There were so many great flavors this year, I could go on for days with luscious food picsand loving descriptions of my favorites. But a restaurant experience is always more than just what you eat. Sometimes the people – and the things they say – tell the just as aptly. Here, then, is a collection of my favorite quotes from this year's reviews, each one revealing in some way of the character of the restaurants I visited in 2012.
A server, welcoming guests to Sbraga with an amuse-bouche of optimism: "Are you ready for your amazing tasting menu?"
Upon hearing our glass of Riesling was too warm at the old Le Bec-Fin, the sommelier snapped dismissively: "That's the temperature I serve my wine."
Sign over the bar in Fishtown's Loco Pez informs the hipster patrons of their payment options: "CASH ONLY BITCHES."
A confused server exits the kitchen at Ulivo and scans the room in a sudden panic: "Oh God — where do these plates go? "

DATASET:
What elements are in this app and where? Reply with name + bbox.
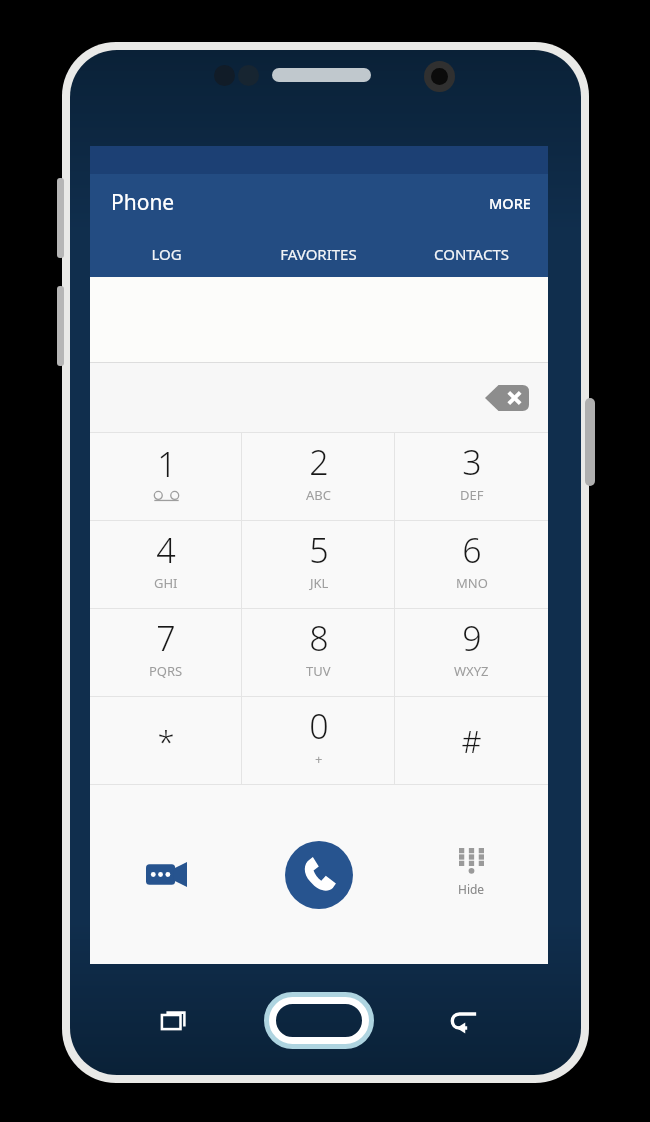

---

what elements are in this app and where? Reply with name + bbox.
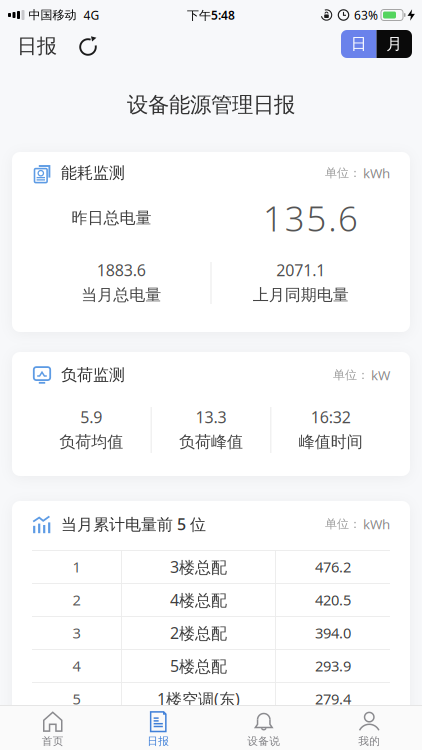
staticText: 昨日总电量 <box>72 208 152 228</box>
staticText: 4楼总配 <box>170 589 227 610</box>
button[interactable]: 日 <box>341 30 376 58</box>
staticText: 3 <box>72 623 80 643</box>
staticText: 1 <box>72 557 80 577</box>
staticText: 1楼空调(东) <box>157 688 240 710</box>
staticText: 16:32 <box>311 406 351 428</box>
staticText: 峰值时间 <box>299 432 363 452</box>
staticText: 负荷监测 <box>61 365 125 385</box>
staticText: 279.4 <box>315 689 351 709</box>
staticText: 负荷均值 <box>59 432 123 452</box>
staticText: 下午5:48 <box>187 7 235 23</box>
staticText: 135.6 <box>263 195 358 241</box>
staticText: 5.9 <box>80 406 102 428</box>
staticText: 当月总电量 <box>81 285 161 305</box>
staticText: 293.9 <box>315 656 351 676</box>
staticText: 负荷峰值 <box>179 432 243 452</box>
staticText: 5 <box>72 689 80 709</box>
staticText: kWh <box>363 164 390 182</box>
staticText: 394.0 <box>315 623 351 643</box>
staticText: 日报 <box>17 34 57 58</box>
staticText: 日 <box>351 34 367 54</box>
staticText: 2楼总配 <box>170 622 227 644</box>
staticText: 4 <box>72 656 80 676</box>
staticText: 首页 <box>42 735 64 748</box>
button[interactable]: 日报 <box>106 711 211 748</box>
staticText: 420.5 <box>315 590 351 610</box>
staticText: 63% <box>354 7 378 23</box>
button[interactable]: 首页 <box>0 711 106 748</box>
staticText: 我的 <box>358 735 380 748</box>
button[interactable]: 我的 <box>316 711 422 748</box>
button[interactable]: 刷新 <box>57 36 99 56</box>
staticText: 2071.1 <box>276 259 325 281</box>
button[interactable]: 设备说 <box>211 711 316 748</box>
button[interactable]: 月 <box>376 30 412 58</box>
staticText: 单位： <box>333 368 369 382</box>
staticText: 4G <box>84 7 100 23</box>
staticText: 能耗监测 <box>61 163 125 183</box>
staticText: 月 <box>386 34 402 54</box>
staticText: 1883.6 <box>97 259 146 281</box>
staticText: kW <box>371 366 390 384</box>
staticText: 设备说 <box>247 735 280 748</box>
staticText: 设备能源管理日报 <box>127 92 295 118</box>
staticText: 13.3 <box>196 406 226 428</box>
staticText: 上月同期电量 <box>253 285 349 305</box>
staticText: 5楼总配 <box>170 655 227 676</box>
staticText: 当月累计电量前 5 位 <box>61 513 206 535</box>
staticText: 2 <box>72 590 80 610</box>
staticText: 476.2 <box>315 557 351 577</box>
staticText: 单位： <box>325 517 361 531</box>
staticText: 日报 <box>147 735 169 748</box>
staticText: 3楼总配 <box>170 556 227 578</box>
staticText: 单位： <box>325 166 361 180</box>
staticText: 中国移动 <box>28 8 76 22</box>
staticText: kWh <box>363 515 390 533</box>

...

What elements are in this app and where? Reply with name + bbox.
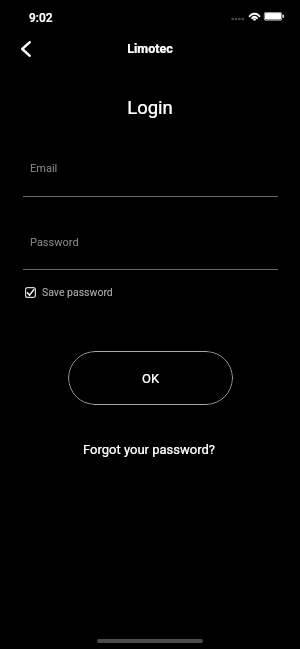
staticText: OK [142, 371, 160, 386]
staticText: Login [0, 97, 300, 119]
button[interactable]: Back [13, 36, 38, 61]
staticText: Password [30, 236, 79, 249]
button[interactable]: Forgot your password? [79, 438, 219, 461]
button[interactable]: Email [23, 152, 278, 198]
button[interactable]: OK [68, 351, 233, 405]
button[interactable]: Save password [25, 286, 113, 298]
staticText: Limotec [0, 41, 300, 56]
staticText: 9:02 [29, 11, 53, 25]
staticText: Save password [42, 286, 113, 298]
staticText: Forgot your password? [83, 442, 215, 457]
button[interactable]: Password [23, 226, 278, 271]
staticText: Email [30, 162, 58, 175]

DESCRIPTION OF THE TASK: Reproduce word for word the part of the restaurant roundup that opens with the words containing "There were so" and closes with "visited in 2012.". The records have no connection to the restaurant roundup.

WRITTEN ANSWER:
There were so many great flavors this year, I could go on for days with luscious food picsand loving descriptions of my favorites. But a restaurant experience is always more than just what you eat. Sometimes the people – and the things they say – tell the just as aptly. Here, then, is a collection of my favorite quotes from this year's reviews, each one revealing in some way of the character of the restaurants I visited in 2012.